## START

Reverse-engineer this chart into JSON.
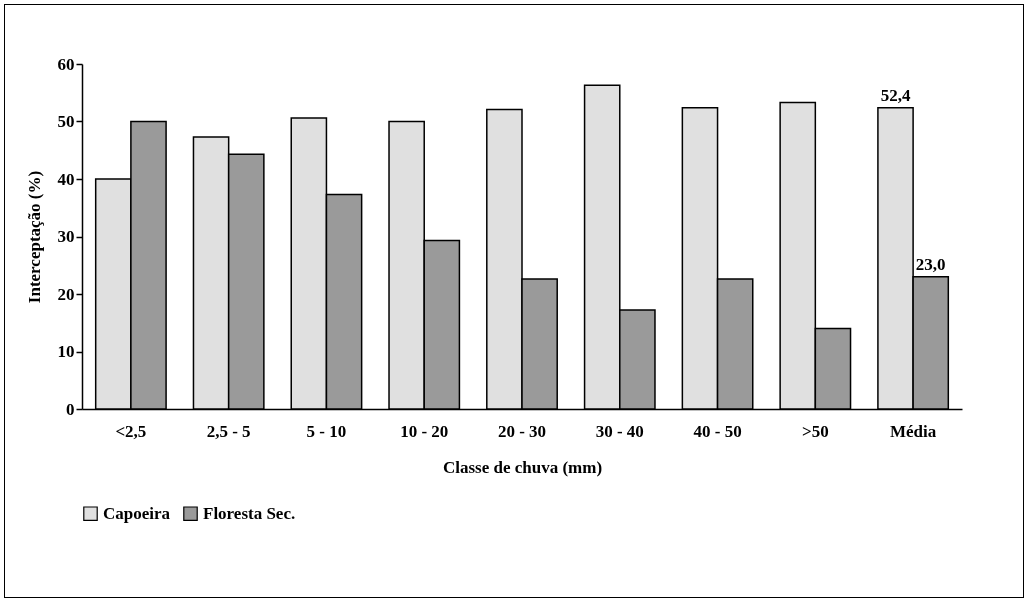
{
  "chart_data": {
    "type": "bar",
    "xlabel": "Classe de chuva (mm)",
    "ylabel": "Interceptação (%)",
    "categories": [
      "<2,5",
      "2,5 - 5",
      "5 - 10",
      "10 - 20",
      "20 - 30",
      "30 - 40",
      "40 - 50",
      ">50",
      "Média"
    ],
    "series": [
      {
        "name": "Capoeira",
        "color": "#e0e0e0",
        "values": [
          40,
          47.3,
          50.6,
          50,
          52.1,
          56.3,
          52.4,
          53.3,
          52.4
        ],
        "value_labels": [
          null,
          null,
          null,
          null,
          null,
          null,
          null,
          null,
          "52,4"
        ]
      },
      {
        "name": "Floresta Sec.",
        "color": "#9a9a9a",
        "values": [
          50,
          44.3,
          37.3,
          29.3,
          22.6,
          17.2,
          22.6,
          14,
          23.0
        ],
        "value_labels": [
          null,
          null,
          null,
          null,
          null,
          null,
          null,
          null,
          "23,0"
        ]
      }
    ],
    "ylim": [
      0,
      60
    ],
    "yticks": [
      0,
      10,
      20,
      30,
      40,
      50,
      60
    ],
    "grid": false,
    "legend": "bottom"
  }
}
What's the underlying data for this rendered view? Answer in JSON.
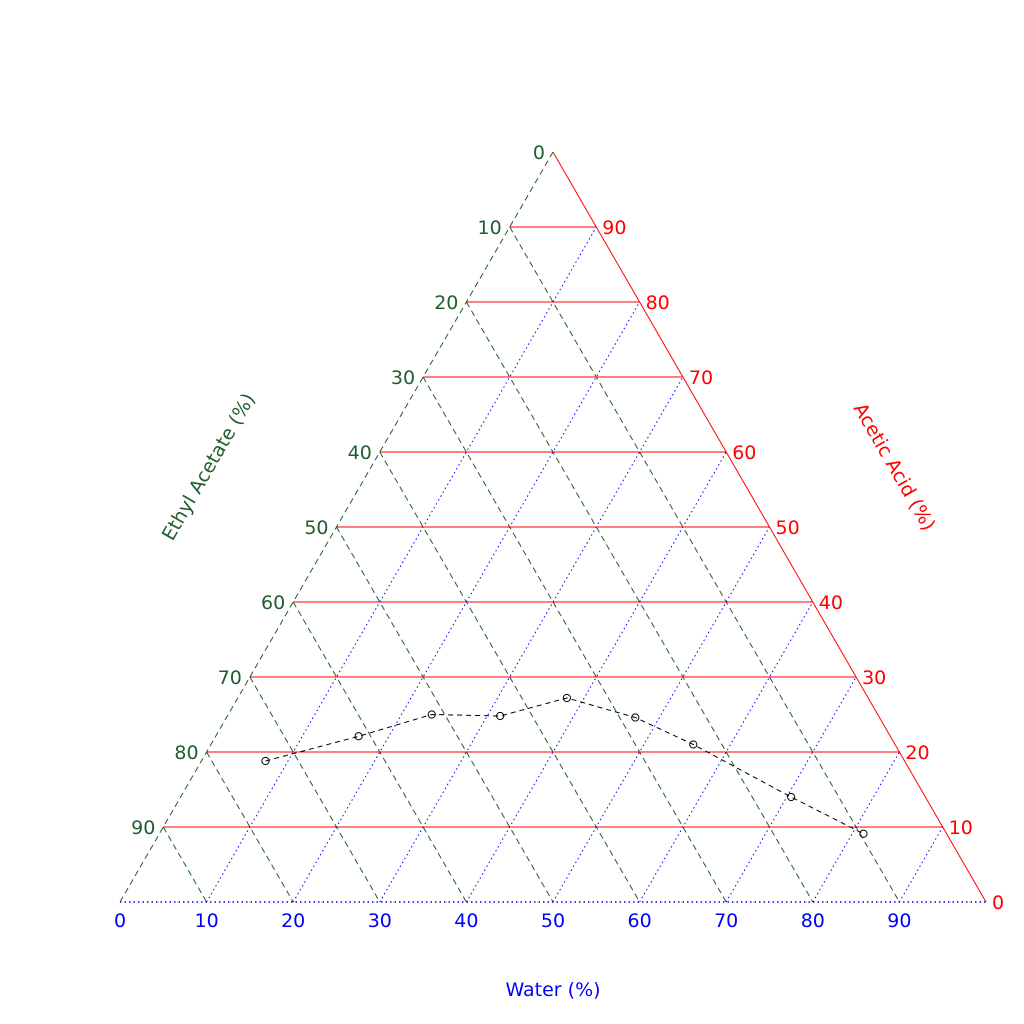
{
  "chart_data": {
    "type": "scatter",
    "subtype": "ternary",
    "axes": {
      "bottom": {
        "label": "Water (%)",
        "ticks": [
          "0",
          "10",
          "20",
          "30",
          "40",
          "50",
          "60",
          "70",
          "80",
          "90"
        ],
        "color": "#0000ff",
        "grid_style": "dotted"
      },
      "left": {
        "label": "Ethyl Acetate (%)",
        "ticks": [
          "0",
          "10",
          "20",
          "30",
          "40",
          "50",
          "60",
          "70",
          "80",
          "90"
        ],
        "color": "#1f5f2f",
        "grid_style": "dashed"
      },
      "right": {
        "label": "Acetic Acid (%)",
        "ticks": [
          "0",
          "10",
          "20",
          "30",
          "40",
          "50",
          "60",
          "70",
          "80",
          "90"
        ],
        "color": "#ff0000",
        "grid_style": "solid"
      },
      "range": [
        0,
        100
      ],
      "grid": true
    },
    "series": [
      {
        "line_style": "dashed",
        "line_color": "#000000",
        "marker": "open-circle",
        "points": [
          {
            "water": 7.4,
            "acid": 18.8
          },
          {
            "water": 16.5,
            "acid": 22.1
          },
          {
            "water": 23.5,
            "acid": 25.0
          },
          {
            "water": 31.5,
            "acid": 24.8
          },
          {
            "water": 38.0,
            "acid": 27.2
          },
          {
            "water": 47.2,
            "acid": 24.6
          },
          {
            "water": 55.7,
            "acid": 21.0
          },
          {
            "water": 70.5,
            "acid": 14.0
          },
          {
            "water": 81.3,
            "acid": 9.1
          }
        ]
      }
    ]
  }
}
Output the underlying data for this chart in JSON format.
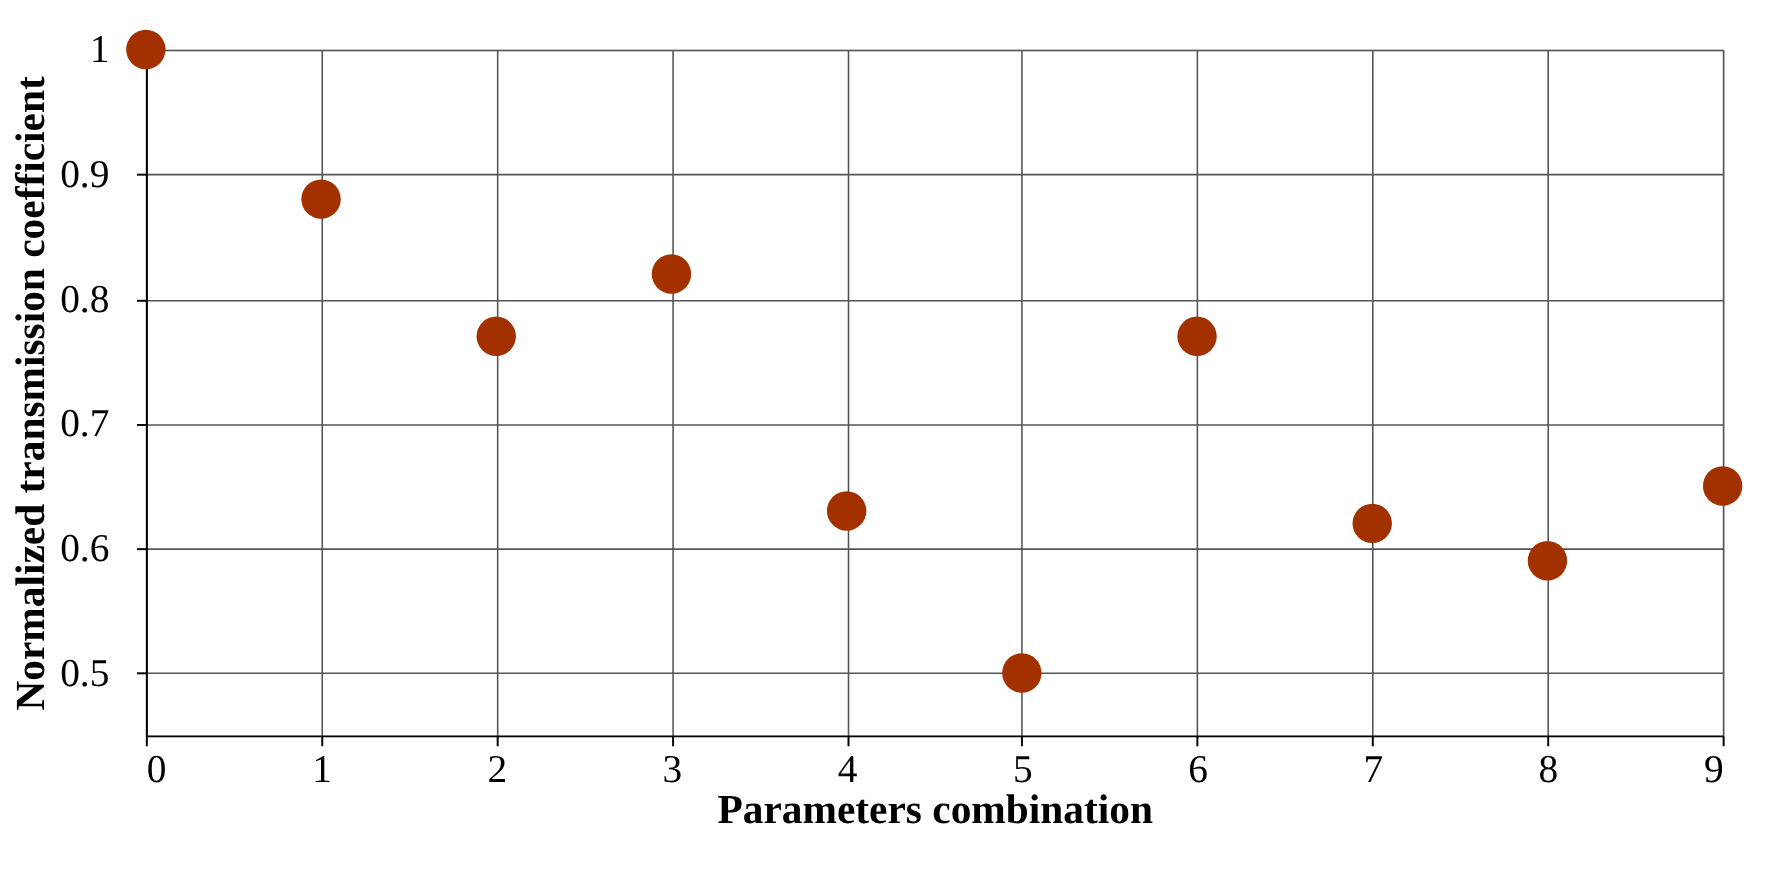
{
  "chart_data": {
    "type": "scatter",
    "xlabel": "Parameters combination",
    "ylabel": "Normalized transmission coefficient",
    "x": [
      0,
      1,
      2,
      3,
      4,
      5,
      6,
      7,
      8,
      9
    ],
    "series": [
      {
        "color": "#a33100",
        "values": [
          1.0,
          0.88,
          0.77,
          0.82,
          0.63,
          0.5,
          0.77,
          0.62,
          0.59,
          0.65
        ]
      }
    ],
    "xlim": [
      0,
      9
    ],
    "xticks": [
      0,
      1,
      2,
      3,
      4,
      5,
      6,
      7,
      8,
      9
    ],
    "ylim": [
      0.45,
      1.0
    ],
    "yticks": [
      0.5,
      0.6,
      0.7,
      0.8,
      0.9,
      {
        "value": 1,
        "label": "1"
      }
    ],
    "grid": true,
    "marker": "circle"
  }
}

## END

→ WORK INSTRUCTIONS: Using the records above, copy every line that has the word "ylabel" in it.

→ TASK SOLUTION:
    "ylabel": "Interceptação (%)",
    "ylabel": "Normalized transmission coefficient",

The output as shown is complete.